Instructions for the task >>
Spot every line with the word "JSON" and return it.

Figure record extracts
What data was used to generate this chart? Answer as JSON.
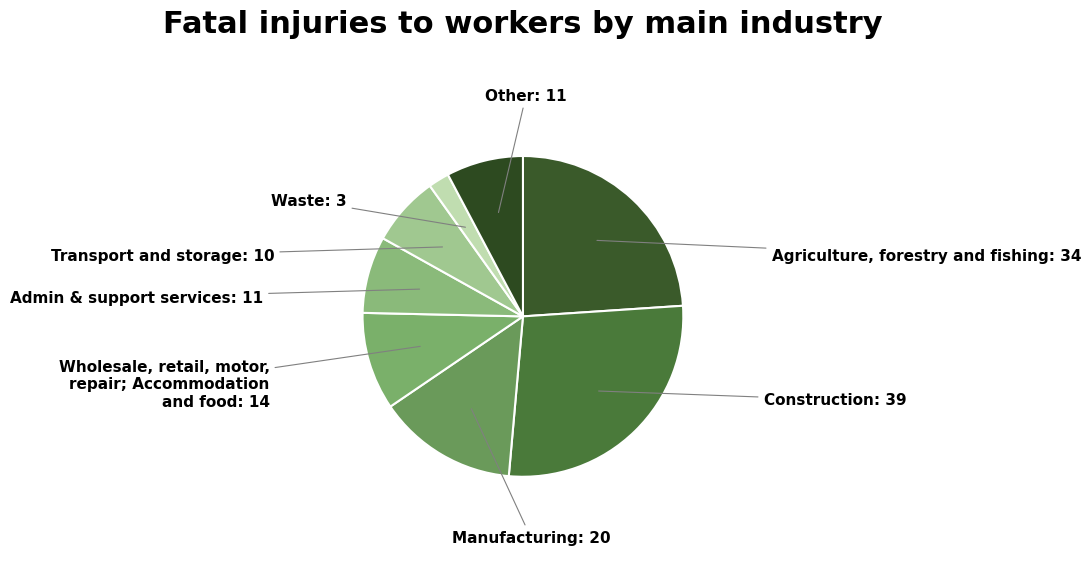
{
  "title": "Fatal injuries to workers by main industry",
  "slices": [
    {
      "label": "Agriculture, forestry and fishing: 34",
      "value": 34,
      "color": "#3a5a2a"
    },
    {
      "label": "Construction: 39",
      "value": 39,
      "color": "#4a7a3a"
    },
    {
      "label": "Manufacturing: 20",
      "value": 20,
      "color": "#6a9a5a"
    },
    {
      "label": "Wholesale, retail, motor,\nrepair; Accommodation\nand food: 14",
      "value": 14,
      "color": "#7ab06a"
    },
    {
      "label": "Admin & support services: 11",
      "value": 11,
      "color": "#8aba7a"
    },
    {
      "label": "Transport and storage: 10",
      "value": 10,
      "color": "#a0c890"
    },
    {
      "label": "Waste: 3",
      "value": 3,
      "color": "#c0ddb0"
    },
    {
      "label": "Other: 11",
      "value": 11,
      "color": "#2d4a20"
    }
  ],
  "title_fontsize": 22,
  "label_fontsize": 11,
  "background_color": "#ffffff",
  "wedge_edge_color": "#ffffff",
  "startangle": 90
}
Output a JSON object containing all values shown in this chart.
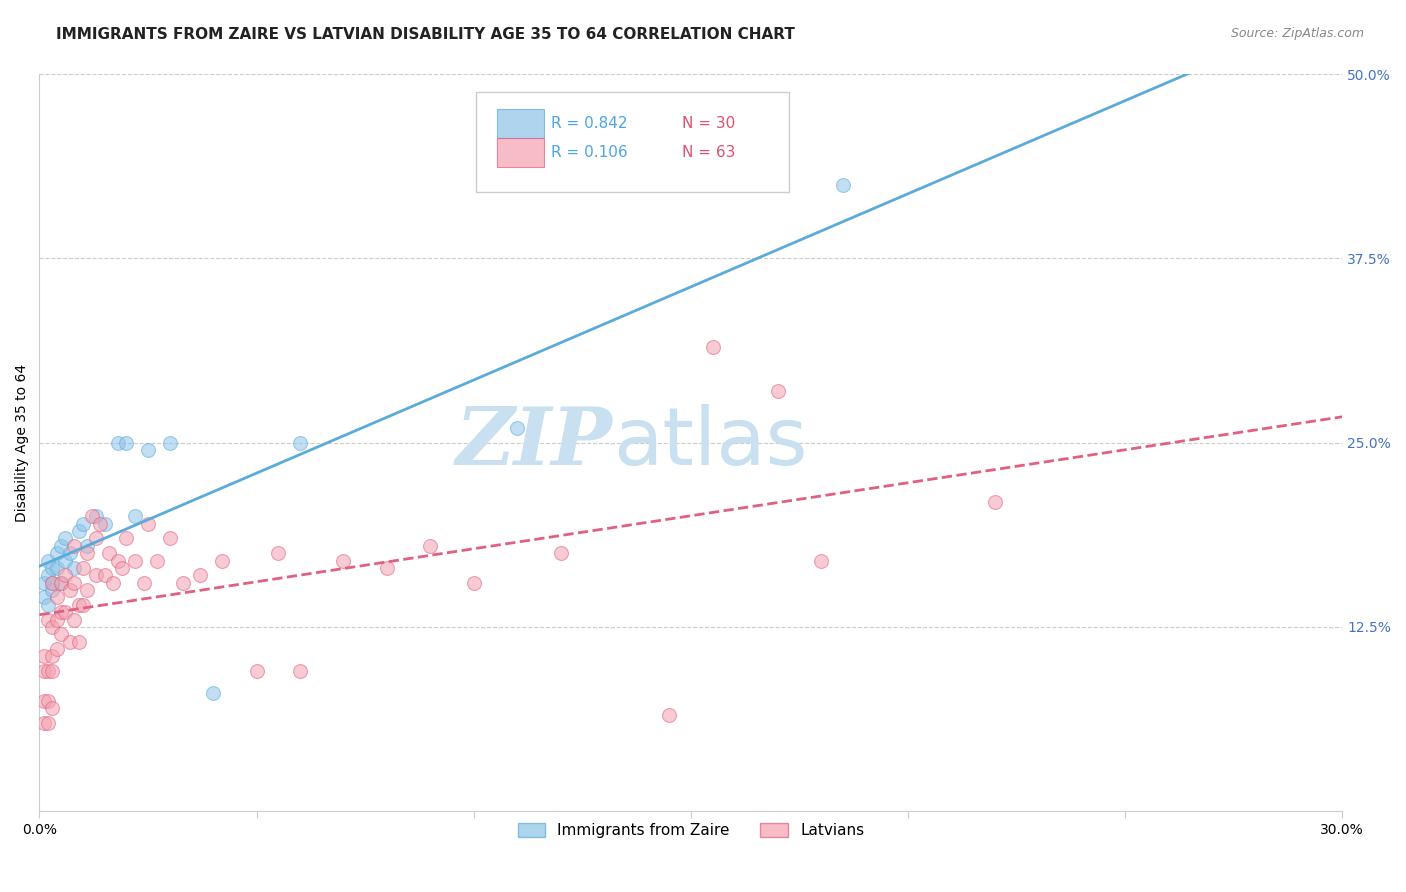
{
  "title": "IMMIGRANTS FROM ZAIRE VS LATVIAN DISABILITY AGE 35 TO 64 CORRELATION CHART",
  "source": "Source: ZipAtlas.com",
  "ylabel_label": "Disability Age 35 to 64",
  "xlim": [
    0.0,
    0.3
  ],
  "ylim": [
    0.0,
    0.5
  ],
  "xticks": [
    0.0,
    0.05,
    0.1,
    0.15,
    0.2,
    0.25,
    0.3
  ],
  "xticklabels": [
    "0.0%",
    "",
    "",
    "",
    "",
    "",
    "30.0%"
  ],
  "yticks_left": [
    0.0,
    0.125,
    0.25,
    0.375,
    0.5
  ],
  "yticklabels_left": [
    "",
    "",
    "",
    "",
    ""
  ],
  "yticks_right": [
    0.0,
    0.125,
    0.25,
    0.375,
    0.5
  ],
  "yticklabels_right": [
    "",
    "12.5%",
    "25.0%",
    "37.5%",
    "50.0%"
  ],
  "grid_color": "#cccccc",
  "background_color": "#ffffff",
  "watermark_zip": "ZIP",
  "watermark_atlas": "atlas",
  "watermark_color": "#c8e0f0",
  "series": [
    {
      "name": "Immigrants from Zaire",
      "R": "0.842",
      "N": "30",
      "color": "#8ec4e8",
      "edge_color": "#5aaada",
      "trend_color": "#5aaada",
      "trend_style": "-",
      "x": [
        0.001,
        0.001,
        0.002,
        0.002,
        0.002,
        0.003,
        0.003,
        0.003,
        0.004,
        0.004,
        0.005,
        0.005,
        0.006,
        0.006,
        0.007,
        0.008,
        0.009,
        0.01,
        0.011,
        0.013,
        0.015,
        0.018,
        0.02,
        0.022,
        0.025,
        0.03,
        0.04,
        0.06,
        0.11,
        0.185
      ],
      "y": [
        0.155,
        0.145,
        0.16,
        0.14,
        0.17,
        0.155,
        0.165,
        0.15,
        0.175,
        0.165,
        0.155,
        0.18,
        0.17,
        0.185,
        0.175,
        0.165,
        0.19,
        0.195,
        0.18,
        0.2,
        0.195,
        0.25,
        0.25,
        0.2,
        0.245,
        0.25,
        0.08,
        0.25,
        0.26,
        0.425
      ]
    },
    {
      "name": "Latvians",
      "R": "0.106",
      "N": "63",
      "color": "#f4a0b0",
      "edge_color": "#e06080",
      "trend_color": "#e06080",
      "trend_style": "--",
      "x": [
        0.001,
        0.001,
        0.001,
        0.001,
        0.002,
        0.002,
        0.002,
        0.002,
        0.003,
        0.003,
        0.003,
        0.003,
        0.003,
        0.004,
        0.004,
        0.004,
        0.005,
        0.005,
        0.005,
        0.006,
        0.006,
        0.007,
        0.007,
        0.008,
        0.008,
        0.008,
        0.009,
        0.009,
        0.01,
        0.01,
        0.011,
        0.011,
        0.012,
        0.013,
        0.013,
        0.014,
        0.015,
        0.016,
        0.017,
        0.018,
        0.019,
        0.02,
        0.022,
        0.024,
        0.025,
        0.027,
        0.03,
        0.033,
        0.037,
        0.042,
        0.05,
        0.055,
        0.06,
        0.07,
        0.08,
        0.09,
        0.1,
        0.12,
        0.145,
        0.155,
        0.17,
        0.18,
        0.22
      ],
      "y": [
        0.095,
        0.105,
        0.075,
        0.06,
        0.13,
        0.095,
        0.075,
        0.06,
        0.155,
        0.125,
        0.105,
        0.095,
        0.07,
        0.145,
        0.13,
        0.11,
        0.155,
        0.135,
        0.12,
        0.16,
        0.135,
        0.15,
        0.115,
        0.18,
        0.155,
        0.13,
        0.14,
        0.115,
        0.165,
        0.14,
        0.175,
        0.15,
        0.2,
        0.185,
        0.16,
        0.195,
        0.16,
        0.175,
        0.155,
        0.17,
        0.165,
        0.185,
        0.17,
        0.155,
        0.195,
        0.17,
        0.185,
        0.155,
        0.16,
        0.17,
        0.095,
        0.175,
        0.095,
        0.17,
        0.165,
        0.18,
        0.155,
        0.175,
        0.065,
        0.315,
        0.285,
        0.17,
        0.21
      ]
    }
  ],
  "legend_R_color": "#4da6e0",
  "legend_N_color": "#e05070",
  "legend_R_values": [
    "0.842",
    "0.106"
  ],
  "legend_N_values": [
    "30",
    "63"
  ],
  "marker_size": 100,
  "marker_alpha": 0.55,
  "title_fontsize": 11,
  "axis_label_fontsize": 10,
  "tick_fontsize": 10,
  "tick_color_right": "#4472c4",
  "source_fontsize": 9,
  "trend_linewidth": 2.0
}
==
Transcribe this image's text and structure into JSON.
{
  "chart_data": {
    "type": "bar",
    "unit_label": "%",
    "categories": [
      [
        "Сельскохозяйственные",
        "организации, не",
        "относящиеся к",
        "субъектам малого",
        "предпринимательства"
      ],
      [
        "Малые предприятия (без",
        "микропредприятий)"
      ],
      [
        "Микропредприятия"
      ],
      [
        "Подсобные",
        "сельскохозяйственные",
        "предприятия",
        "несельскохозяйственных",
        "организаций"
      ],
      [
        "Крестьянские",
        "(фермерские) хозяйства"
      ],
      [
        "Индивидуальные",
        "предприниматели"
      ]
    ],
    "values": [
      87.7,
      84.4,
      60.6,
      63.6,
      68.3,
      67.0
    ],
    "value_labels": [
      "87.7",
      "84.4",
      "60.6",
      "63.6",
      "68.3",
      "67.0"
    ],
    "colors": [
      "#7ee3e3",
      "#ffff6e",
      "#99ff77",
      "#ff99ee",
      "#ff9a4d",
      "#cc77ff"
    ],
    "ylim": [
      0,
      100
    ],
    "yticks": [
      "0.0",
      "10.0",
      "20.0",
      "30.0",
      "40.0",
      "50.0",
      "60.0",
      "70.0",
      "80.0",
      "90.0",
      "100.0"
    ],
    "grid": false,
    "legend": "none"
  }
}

Response to the task >>
What data was used to generate this chart? Answer as JSON.
Output a JSON object containing all values shown in this chart.
Transcribe this image's text and structure into JSON.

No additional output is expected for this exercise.